#### DOCUMENT EXTRACT ####
# Notebook for visualizing attention layers during inference

In [1]:
import os
import abc
import csv
import torch
import json
import numpy as np


from typing import Union, Tuple, List, Callable, Dict, Optional
from IPython.display import display
from tqdm import tqdm

from PIL import Image
from omegaconf import OmegaConf
from transformers import CLIPTextModel, CLIPTokenizer
from diffusers import AutoencoderKL, LMSDiscreteScheduler
from my_model import unet_2d_condition

from utils import compute_ca_loss, Pharse2idx, draw_box, setup_logger
from hydra import compose, initialize


  from .autonotebook import tqdm as notebook_tqdm


### Code for running inference

In [2]:
def inference(device, unet, vae, tokenizer, text_encoder, prompt, bboxes, phrases, cfg, logger):
    with open('attentionmap.csv', 'a') as file:
        column_id = ['TimeStep','AttentionUp', 'AttentionMid', 'AttentionDown']
        writer = csv.writer(file)
        writer.writerow(column_id)
        file.close()
    
    logger.info("Inference")
    logger.info(f"Prompt: {prompt}")
    logger.info(f"Phrases: {phrases}")

    # Get Object Positions
    logger.info("Conver Phrases to Object Positions")
    object_positions = Pharse2idx(prompt, phrases)

    # Encode Classifier Embeddings
    uncond_input = tokenizer(
        [""] * cfg.inference.batch_size, padding="max_length", max_length=tokenizer.model_max_length, return_tensors="pt"
    )
    uncond_embeddings = text_encoder(uncond_input.input_ids.to(device))[0]

    # Encode Prompt
    input_ids = tokenizer(
            [prompt] * cfg.inference.batch_size,
            padding="max_length",
            truncation=True,
            max_length=tokenizer.model_max_length,
            return_tensors="pt",
        )

    cond_embeddings = text_encoder(input_ids.input_ids.to(device))[0]
    text_embeddings = torch.cat([uncond_embeddings, cond_embeddings])
    generator = torch.manual_seed(cfg.inference.rand_seed)  # Seed generator to create the inital latent noise

    latents = torch.randn(
        (cfg.inference.batch_size, 4, 64, 64),
        generator=generator,
    ).to(device)

    noise_scheduler = LMSDiscreteScheduler(beta_start=cfg.noise_schedule.beta_start, beta_end=cfg.noise_schedule.beta_end,
                                           beta_schedule=cfg.noise_schedule.beta_schedule, num_train_timesteps=cfg.noise_schedule.num_train_timesteps)

    noise_scheduler.set_timesteps(cfg.inference.timesteps)

    latents = latents * noise_scheduler.init_noise_sigma

    loss = torch.tensor(10000)

    for index, t in enumerate(tqdm(noise_scheduler.timesteps)):
        iteration = 0

        while loss.item() / cfg.inference.loss_scale > cfg.inference.loss_threshold and iteration < cfg.inference.max_iter and index < cfg.inference.max_index_step:
            latents = latents.requires_grad_(True)
            latent_model_input = latents
            latent_model_input = noise_scheduler.scale_model_input(latent_model_input, t)
            noise_pred, attn_map_integrated_up, attn_map_integrated_mid, attn_map_integrated_down = \
                unet(latent_model_input, t, encoder_hidden_states=cond_embeddings)
#### STORED DATA ####
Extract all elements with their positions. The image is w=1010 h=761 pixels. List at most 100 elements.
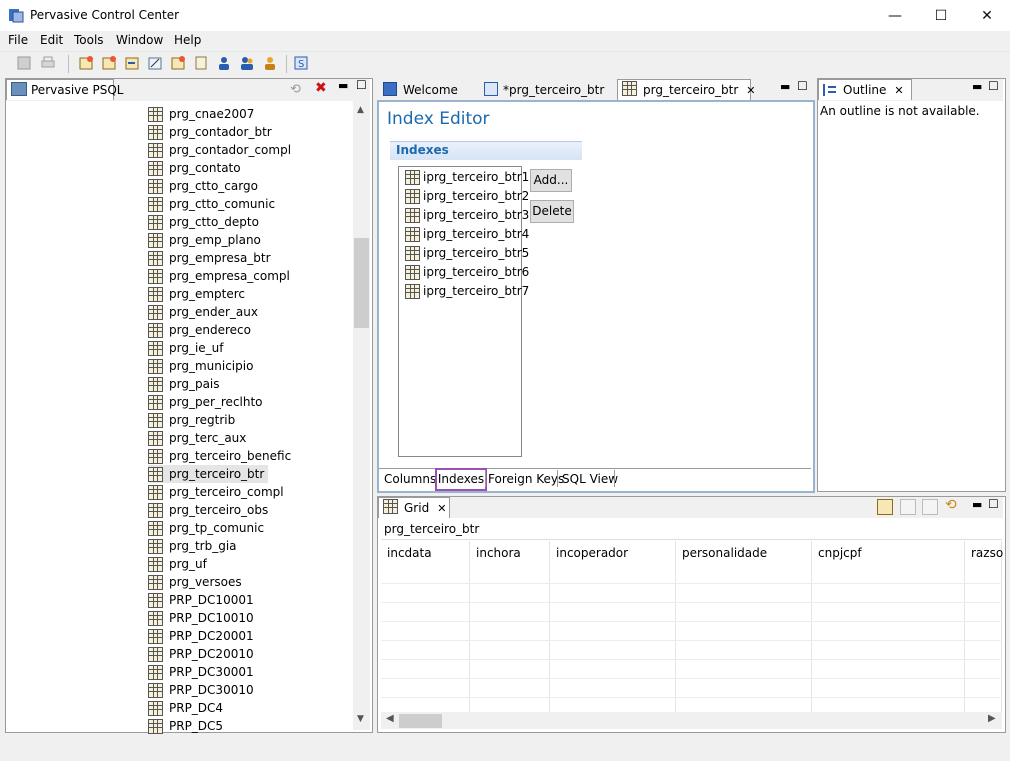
####
REQUIRED WORK
[1] In the notebook, which CSV file does the inference function open to append rows?
[2] Retype the notebook passage that opens with the words containing "while loss.item() /" and closes with "latents = latents.requires_grad_(True)".
The data shown above comes from a separate source.

WORKED SOLUTIONS
[1] attentionmap.csv

[2]
while loss.item() / cfg.inference.loss_scale > cfg.inference.loss_threshold and iteration < cfg.inference.max_iter and index < cfg.inference.max_index_step:
            latents = latents.requires_grad_(True)